BEGIN

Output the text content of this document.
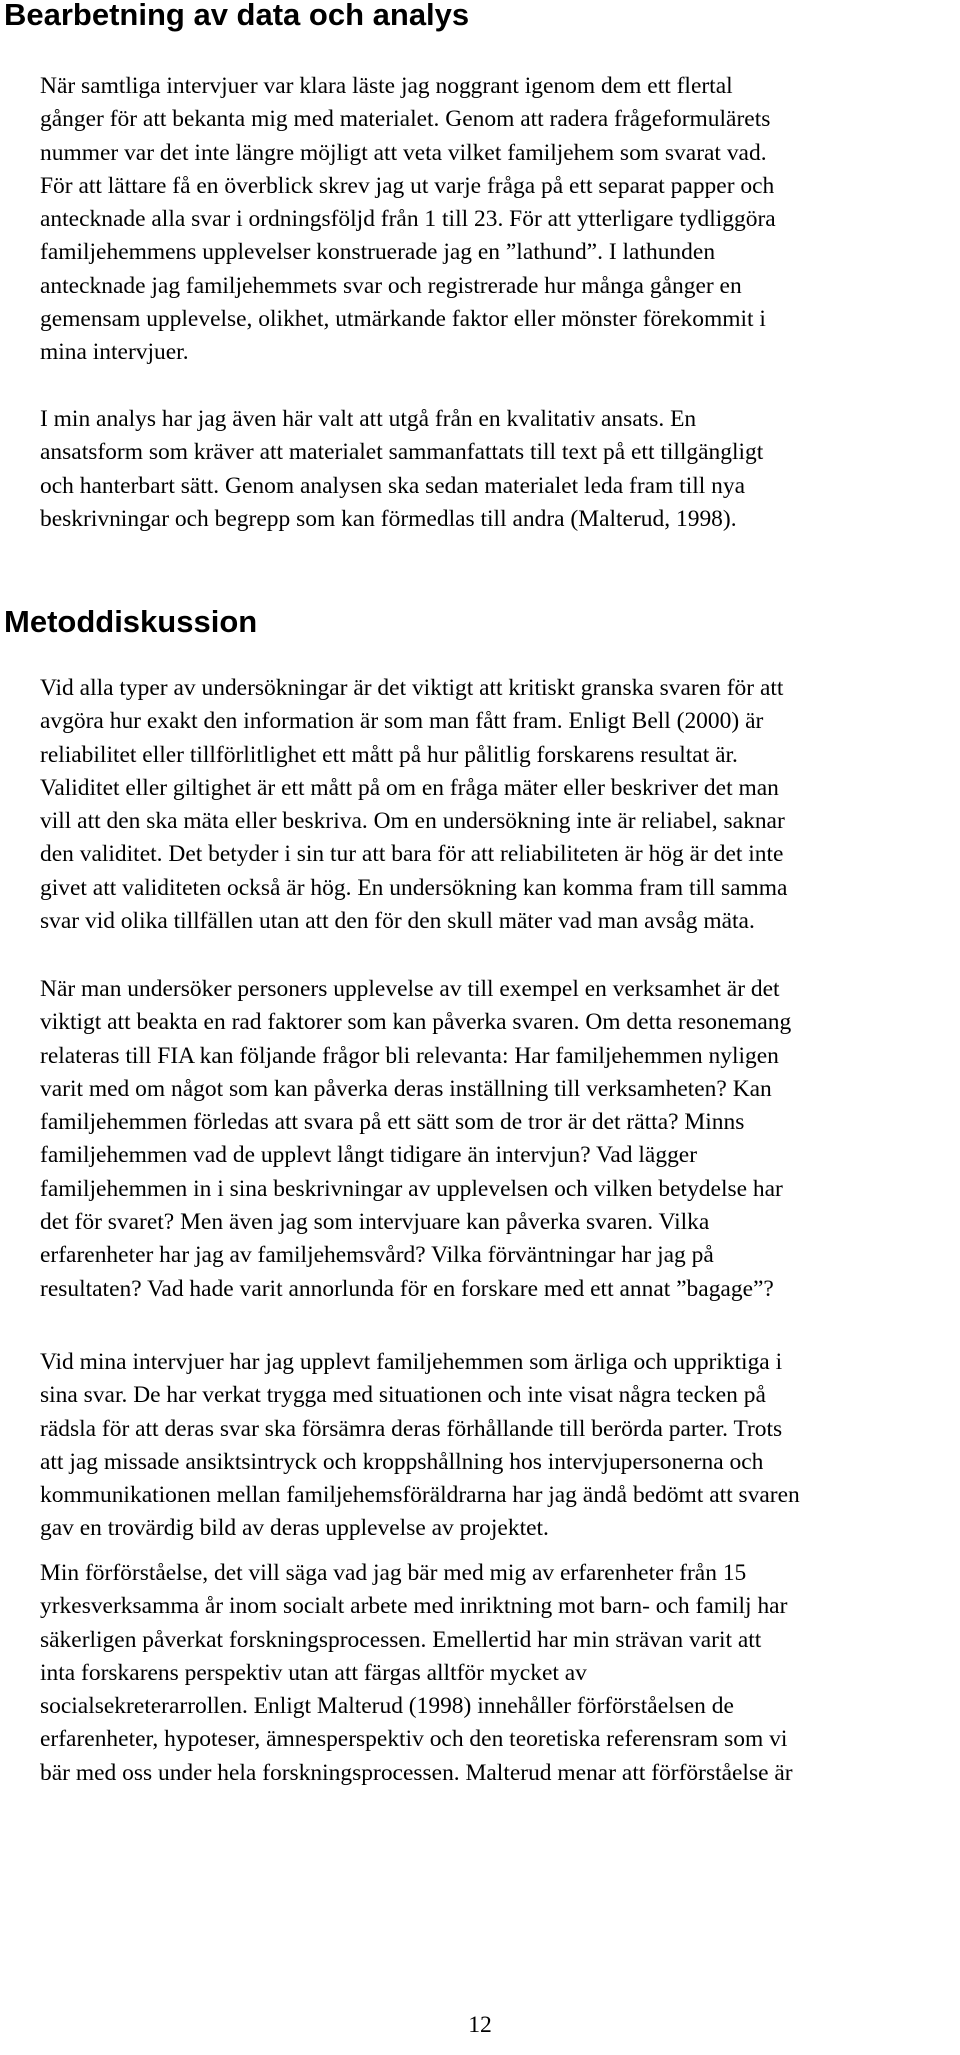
Bearbetning av data och analys
När samtliga intervjuer var klara läste jag noggrant igenom dem ett flertal
gånger för att bekanta mig med materialet. Genom att radera frågeformulärets
nummer var det inte längre möjligt att veta vilket familjehem som svarat vad.
För att lättare få en överblick skrev jag ut varje fråga på ett separat papper och
antecknade alla svar i ordningsföljd från 1 till 23. För att ytterligare tydliggöra
familjehemmens upplevelser konstruerade jag en ”lathund”. I lathunden
antecknade jag familjehemmets svar och registrerade hur många gånger en
gemensam upplevelse, olikhet, utmärkande faktor eller mönster förekommit i
mina intervjuer.
I min analys har jag även här valt att utgå från en kvalitativ ansats. En
ansatsform som kräver att materialet sammanfattats till text på ett tillgängligt
och hanterbart sätt. Genom analysen ska sedan materialet leda fram till nya
beskrivningar och begrepp som kan förmedlas till andra (Malterud, 1998).
Metoddiskussion
Vid alla typer av undersökningar är det viktigt att kritiskt granska svaren för att
avgöra hur exakt den information är som man fått fram. Enligt Bell (2000) är
reliabilitet eller tillförlitlighet ett mått på hur pålitlig forskarens resultat är.
Validitet eller giltighet är ett mått på om en fråga mäter eller beskriver det man
vill att den ska mäta eller beskriva. Om en undersökning inte är reliabel, saknar
den validitet. Det betyder i sin tur att bara för att reliabiliteten är hög är det inte
givet att validiteten också är hög. En undersökning kan komma fram till samma
svar vid olika tillfällen utan att den för den skull mäter vad man avsåg mäta.
När man undersöker personers upplevelse av till exempel en verksamhet är det
viktigt att beakta en rad faktorer som kan påverka svaren. Om detta resonemang
relateras till FIA kan följande frågor bli relevanta: Har familjehemmen nyligen
varit med om något som kan påverka deras inställning till verksamheten? Kan
familjehemmen förledas att svara på ett sätt som de tror är det rätta? Minns
familjehemmen vad de upplevt långt tidigare än intervjun? Vad lägger
familjehemmen in i sina beskrivningar av upplevelsen och vilken betydelse har
det för svaret? Men även jag som intervjuare kan påverka svaren. Vilka
erfarenheter har jag av familjehemsvård? Vilka förväntningar har jag på
resultaten? Vad hade varit annorlunda för en forskare med ett annat ”bagage”?
Vid mina intervjuer har jag upplevt familjehemmen som ärliga och uppriktiga i
sina svar. De har verkat trygga med situationen och inte visat några tecken på
rädsla för att deras svar ska försämra deras förhållande till berörda parter. Trots
att jag missade ansiktsintryck och kroppshållning hos intervjupersonerna och
kommunikationen mellan familjehemsföräldrarna har jag ändå bedömt att svaren
gav en trovärdig bild av deras upplevelse av projektet.
Min förförståelse, det vill säga vad jag bär med mig av erfarenheter från 15
yrkesverksamma år inom socialt arbete med inriktning mot barn- och familj har
säkerligen påverkat forskningsprocessen. Emellertid har min strävan varit att
inta forskarens perspektiv utan att färgas alltför mycket av
socialsekreterarrollen. Enligt Malterud (1998) innehåller förförståelsen de
erfarenheter, hypoteser, ämnesperspektiv och den teoretiska referensram som vi
bär med oss under hela forskningsprocessen. Malterud menar att förförståelse är
12
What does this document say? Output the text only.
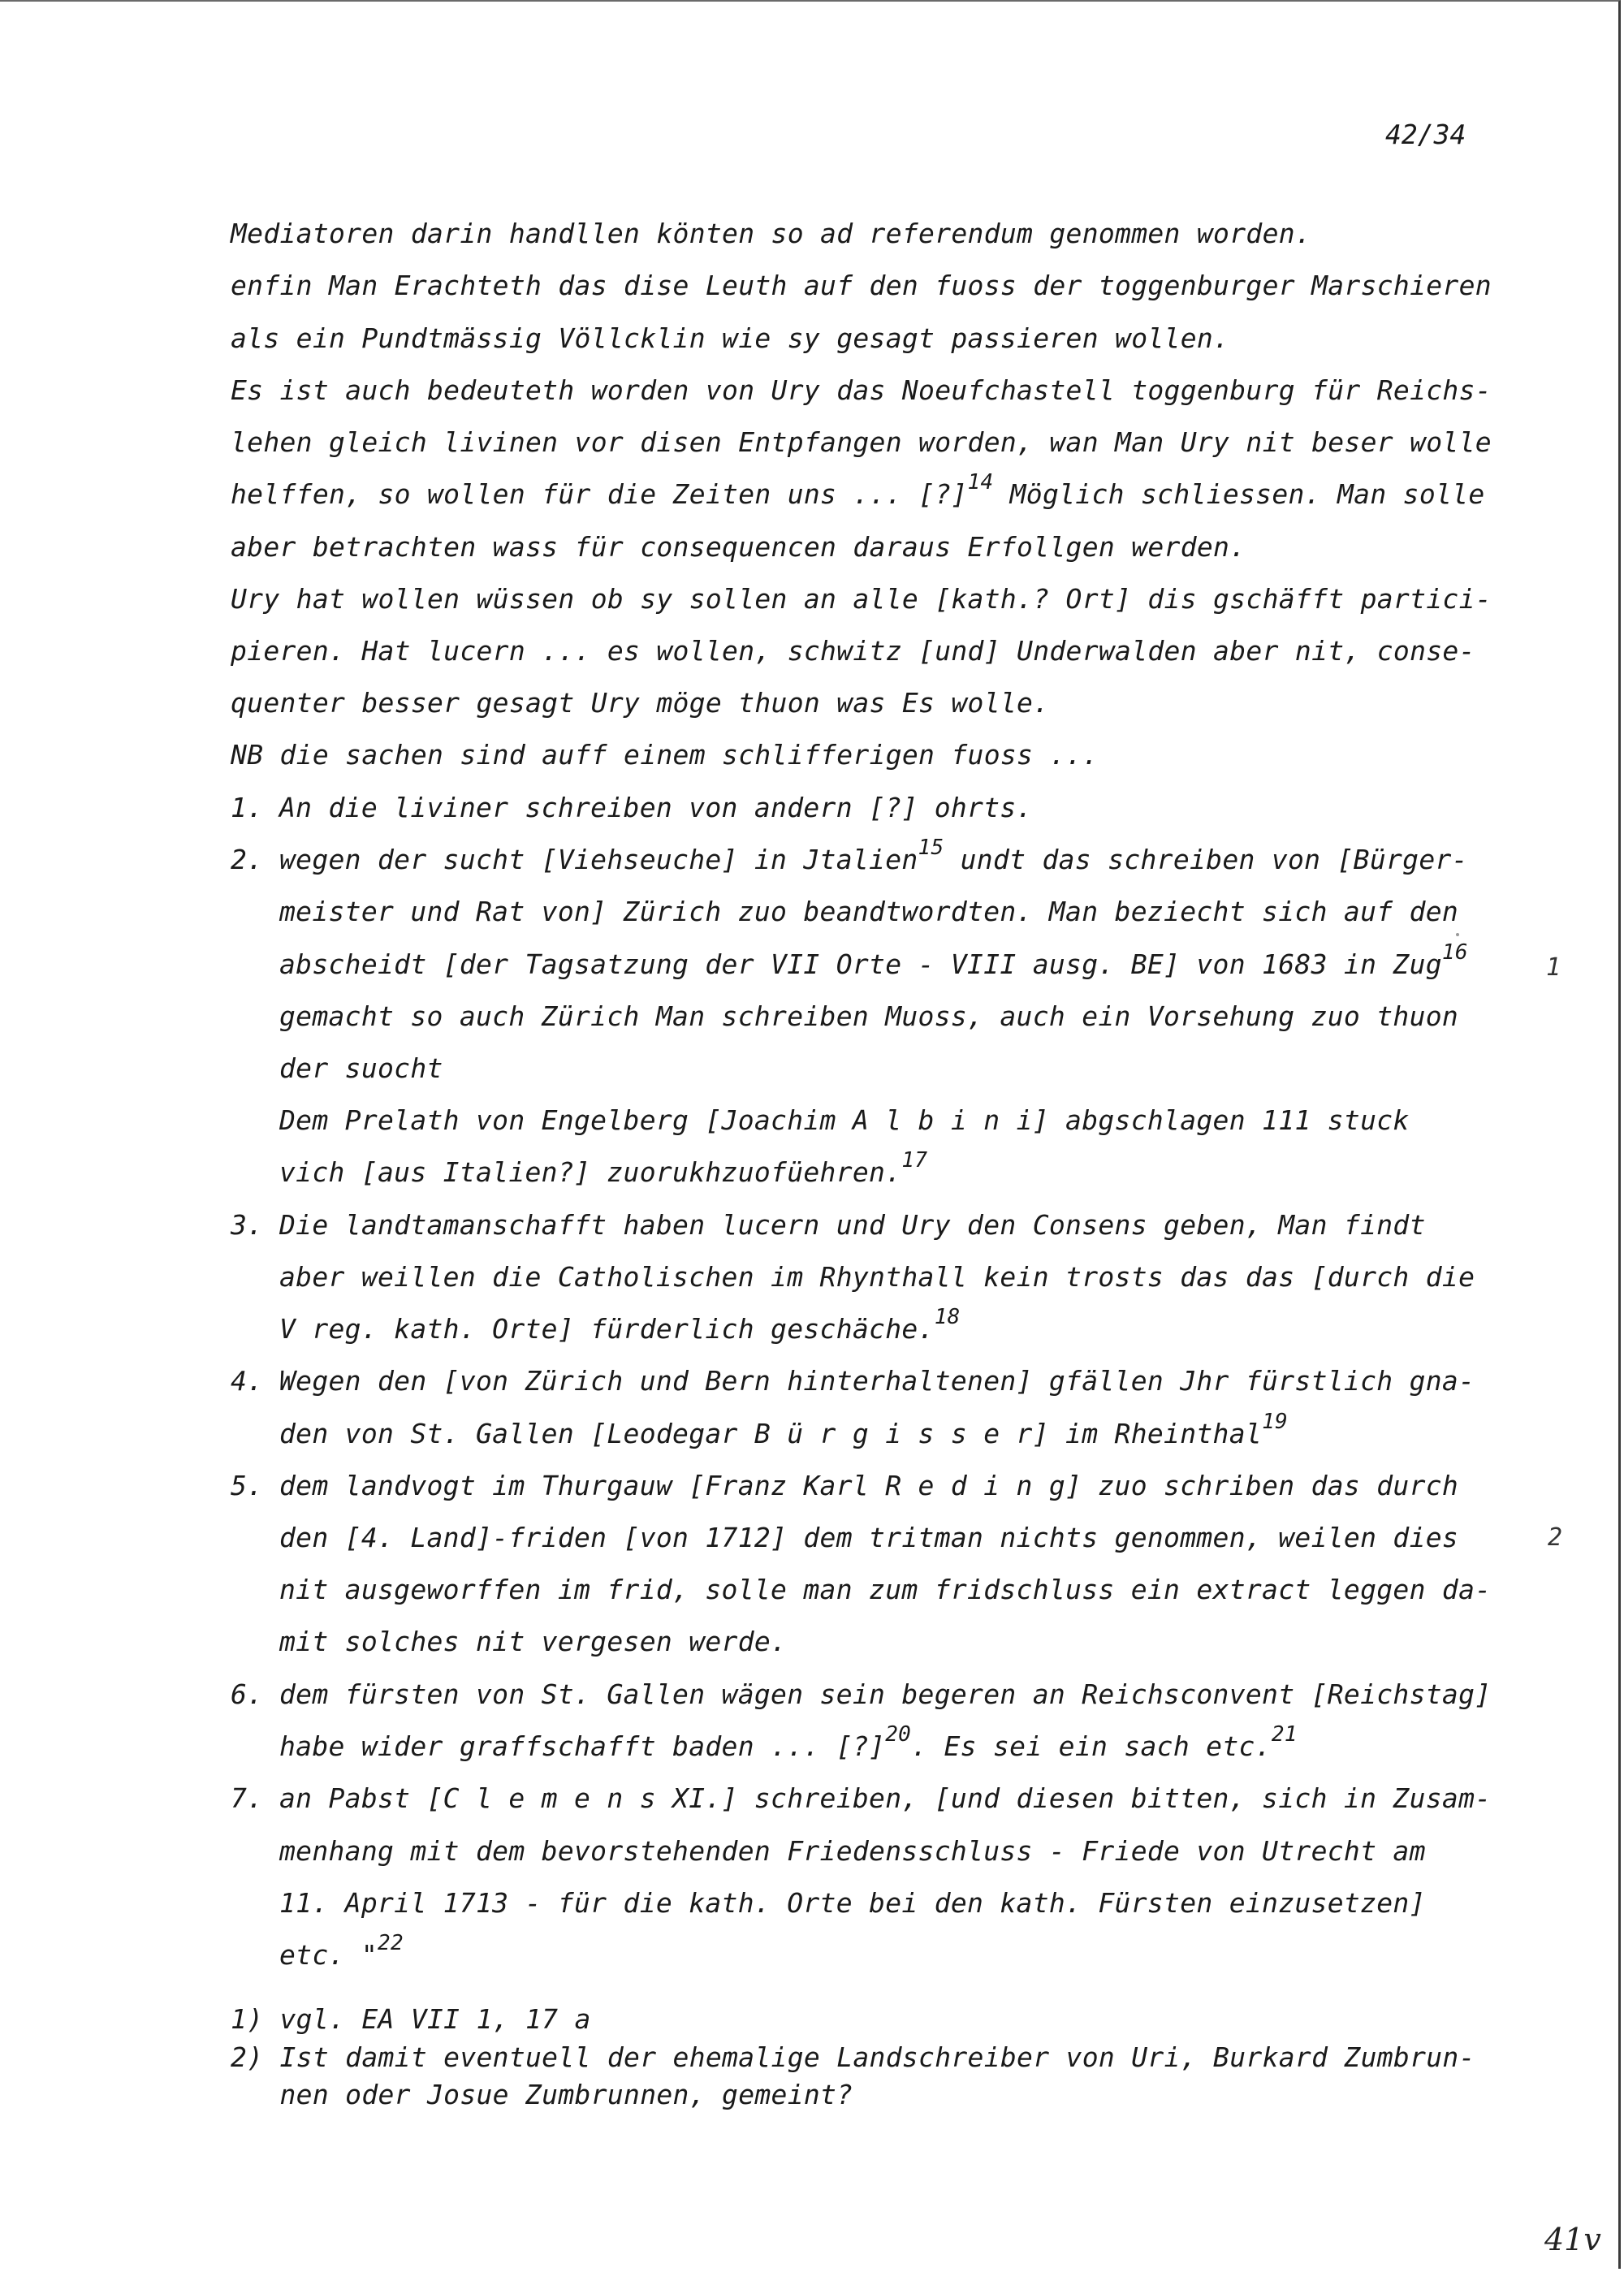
42/34
Mediatoren darin handllen könten so ad referendum genommen worden.
enfin Man Erachteth das dise Leuth auf den fuoss der toggenburger Marschieren
als ein Pundtmässig Völlcklin wie sy gesagt passieren wollen.
Es ist auch bedeuteth worden von Ury das Noeufchastell toggenburg für Reichs-
lehen gleich livinen vor disen Entpfangen worden, wan Man Ury nit beser wolle
helffen, so wollen für die Zeiten uns ... [?]$^{14}$ Möglich schliessen. Man solle
aber betrachten wass für consequencen daraus Erfollgen werden.
Ury hat wollen wüssen ob sy sollen an alle [kath.? Ort] dis gschäfft partici-
pieren. Hat lucern ... es wollen, schwitz [und] Underwalden aber nit, conse-
quenter besser gesagt Ury möge thuon was Es wolle.
NB die sachen sind auff einem schlifferigen fuoss ...
1. An die liviner schreiben von andern [?] ohrts.
2. wegen der sucht [Viehseuche] in Jtalien$^{15}$ undt das schreiben von [Bürger-
meister und Rat von] Zürich zuo beandtwordten. Man beziecht sich auf den
abscheidt [der Tagsatzung der VII Orte - VIII ausg. BE] von 1683 in Zug$^{16}$
gemacht so auch Zürich Man schreiben Muoss, auch ein Vorsehung zuo thuon
der suocht
Dem Prelath von Engelberg [Joachim A l b i n i] abgschlagen 111 stuck
vich [aus Italien?] zuorukhzuofüehren.$^{17}$
3. Die landtamanschafft haben lucern und Ury den Consens geben, Man findt
aber weillen die Catholischen im Rhynthall kein trosts das das [durch die
V reg. kath. Orte] fürderlich geschäche.$^{18}$
4. Wegen den [von Zürich und Bern hinterhaltenen] gfällen Jhr fürstlich gna-
den von St. Gallen [Leodegar B ü r g i s s e r] im Rheinthal$^{19}$
5. dem landvogt im Thurgauw [Franz Karl R e d i n g] zuo schriben das durch
den [4. Land]-friden [von 1712] dem tritman nichts genommen, weilen dies
nit ausgeworffen im frid, solle man zum fridschluss ein extract leggen da-
mit solches nit vergesen werde.
6. dem fürsten von St. Gallen wägen sein begeren an Reichsconvent [Reichstag]
habe wider graffschafft baden ... [?]$^{20}$. Es sei ein sach etc.$^{21}$
7. an Pabst [C l e m e n s XI.] schreiben, [und diesen bitten, sich in Zusam-
menhang mit dem bevorstehenden Friedensschluss - Friede von Utrecht am
11. April 1713 - für die kath. Orte bei den kath. Fürsten einzusetzen]
etc. "$^{22}$
1) vgl. EA VII 1, 17 a
2) Ist damit eventuell der ehemalige Landschreiber von Uri, Burkard Zumbrun-
nen oder Josue Zumbrunnen, gemeint?
1
2
41v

END

Your task: Exclude every picture, then reproduce the remaining data character for character.

Output below:
Output the text content of this document.
Bearbetning av data och analys
När samtliga intervjuer var klara läste jag noggrant igenom dem ett flertal
gånger för att bekanta mig med materialet. Genom att radera frågeformulärets
nummer var det inte längre möjligt att veta vilket familjehem som svarat vad.
För att lättare få en överblick skrev jag ut varje fråga på ett separat papper och
antecknade alla svar i ordningsföljd från 1 till 23. För att ytterligare tydliggöra
familjehemmens upplevelser konstruerade jag en ”lathund”. I lathunden
antecknade jag familjehemmets svar och registrerade hur många gånger en
gemensam upplevelse, olikhet, utmärkande faktor eller mönster förekommit i
mina intervjuer.
I min analys har jag även här valt att utgå från en kvalitativ ansats. En
ansatsform som kräver att materialet sammanfattats till text på ett tillgängligt
och hanterbart sätt. Genom analysen ska sedan materialet leda fram till nya
beskrivningar och begrepp som kan förmedlas till andra (Malterud, 1998).
Metoddiskussion
Vid alla typer av undersökningar är det viktigt att kritiskt granska svaren för att
avgöra hur exakt den information är som man fått fram. Enligt Bell (2000) är
reliabilitet eller tillförlitlighet ett mått på hur pålitlig forskarens resultat är.
Validitet eller giltighet är ett mått på om en fråga mäter eller beskriver det man
vill att den ska mäta eller beskriva. Om en undersökning inte är reliabel, saknar
den validitet. Det betyder i sin tur att bara för att reliabiliteten är hög är det inte
givet att validiteten också är hög. En undersökning kan komma fram till samma
svar vid olika tillfällen utan att den för den skull mäter vad man avsåg mäta.
När man undersöker personers upplevelse av till exempel en verksamhet är det
viktigt att beakta en rad faktorer som kan påverka svaren. Om detta resonemang
relateras till FIA kan följande frågor bli relevanta: Har familjehemmen nyligen
varit med om något som kan påverka deras inställning till verksamheten? Kan
familjehemmen förledas att svara på ett sätt som de tror är det rätta? Minns
familjehemmen vad de upplevt långt tidigare än intervjun? Vad lägger
familjehemmen in i sina beskrivningar av upplevelsen och vilken betydelse har
det för svaret? Men även jag som intervjuare kan påverka svaren. Vilka
erfarenheter har jag av familjehemsvård? Vilka förväntningar har jag på
resultaten? Vad hade varit annorlunda för en forskare med ett annat ”bagage”?
Vid mina intervjuer har jag upplevt familjehemmen som ärliga och uppriktiga i
sina svar. De har verkat trygga med situationen och inte visat några tecken på
rädsla för att deras svar ska försämra deras förhållande till berörda parter. Trots
att jag missade ansiktsintryck och kroppshållning hos intervjupersonerna och
kommunikationen mellan familjehemsföräldrarna har jag ändå bedömt att svaren
gav en trovärdig bild av deras upplevelse av projektet.
Min förförståelse, det vill säga vad jag bär med mig av erfarenheter från 15
yrkesverksamma år inom socialt arbete med inriktning mot barn- och familj har
säkerligen påverkat forskningsprocessen. Emellertid har min strävan varit att
inta forskarens perspektiv utan att färgas alltför mycket av
socialsekreterarrollen. Enligt Malterud (1998) innehåller förförståelsen de
erfarenheter, hypoteser, ämnesperspektiv och den teoretiska referensram som vi
bär med oss under hela forskningsprocessen. Malterud menar att förförståelse är
12
What does this document say? Output the text only.
42/34
Mediatoren darin handllen könten so ad referendum genommen worden.
enfin Man Erachteth das dise Leuth auf den fuoss der toggenburger Marschieren
als ein Pundtmässig Völlcklin wie sy gesagt passieren wollen.
Es ist auch bedeuteth worden von Ury das Noeufchastell toggenburg für Reichs-
lehen gleich livinen vor disen Entpfangen worden, wan Man Ury nit beser wolle
helffen, so wollen für die Zeiten uns ... [?]$^{14}$ Möglich schliessen. Man solle
aber betrachten wass für consequencen daraus Erfollgen werden.
Ury hat wollen wüssen ob sy sollen an alle [kath.? Ort] dis gschäfft partici-
pieren. Hat lucern ... es wollen, schwitz [und] Underwalden aber nit, conse-
quenter besser gesagt Ury möge thuon was Es wolle.
NB die sachen sind auff einem schlifferigen fuoss ...
1. An die liviner schreiben von andern [?] ohrts.
2. wegen der sucht [Viehseuche] in Jtalien$^{15}$ undt das schreiben von [Bürger-
meister und Rat von] Zürich zuo beandtwordten. Man beziecht sich auf den
abscheidt [der Tagsatzung der VII Orte - VIII ausg. BE] von 1683 in Zug$^{16}$
gemacht so auch Zürich Man schreiben Muoss, auch ein Vorsehung zuo thuon
der suocht
Dem Prelath von Engelberg [Joachim A l b i n i] abgschlagen 111 stuck
vich [aus Italien?] zuorukhzuofüehren.$^{17}$
3. Die landtamanschafft haben lucern und Ury den Consens geben, Man findt
aber weillen die Catholischen im Rhynthall kein trosts das das [durch die
V reg. kath. Orte] fürderlich geschäche.$^{18}$
4. Wegen den [von Zürich und Bern hinterhaltenen] gfällen Jhr fürstlich gna-
den von St. Gallen [Leodegar B ü r g i s s e r] im Rheinthal$^{19}$
5. dem landvogt im Thurgauw [Franz Karl R e d i n g] zuo schriben das durch
den [4. Land]-friden [von 1712] dem tritman nichts genommen, weilen dies
nit ausgeworffen im frid, solle man zum fridschluss ein extract leggen da-
mit solches nit vergesen werde.
6. dem fürsten von St. Gallen wägen sein begeren an Reichsconvent [Reichstag]
habe wider graffschafft baden ... [?]$^{20}$. Es sei ein sach etc.$^{21}$
7. an Pabst [C l e m e n s XI.] schreiben, [und diesen bitten, sich in Zusam-
menhang mit dem bevorstehenden Friedensschluss - Friede von Utrecht am
11. April 1713 - für die kath. Orte bei den kath. Fürsten einzusetzen]
etc. "$^{22}$
1) vgl. EA VII 1, 17 a
2) Ist damit eventuell der ehemalige Landschreiber von Uri, Burkard Zumbrun-
nen oder Josue Zumbrunnen, gemeint?
1
2
41v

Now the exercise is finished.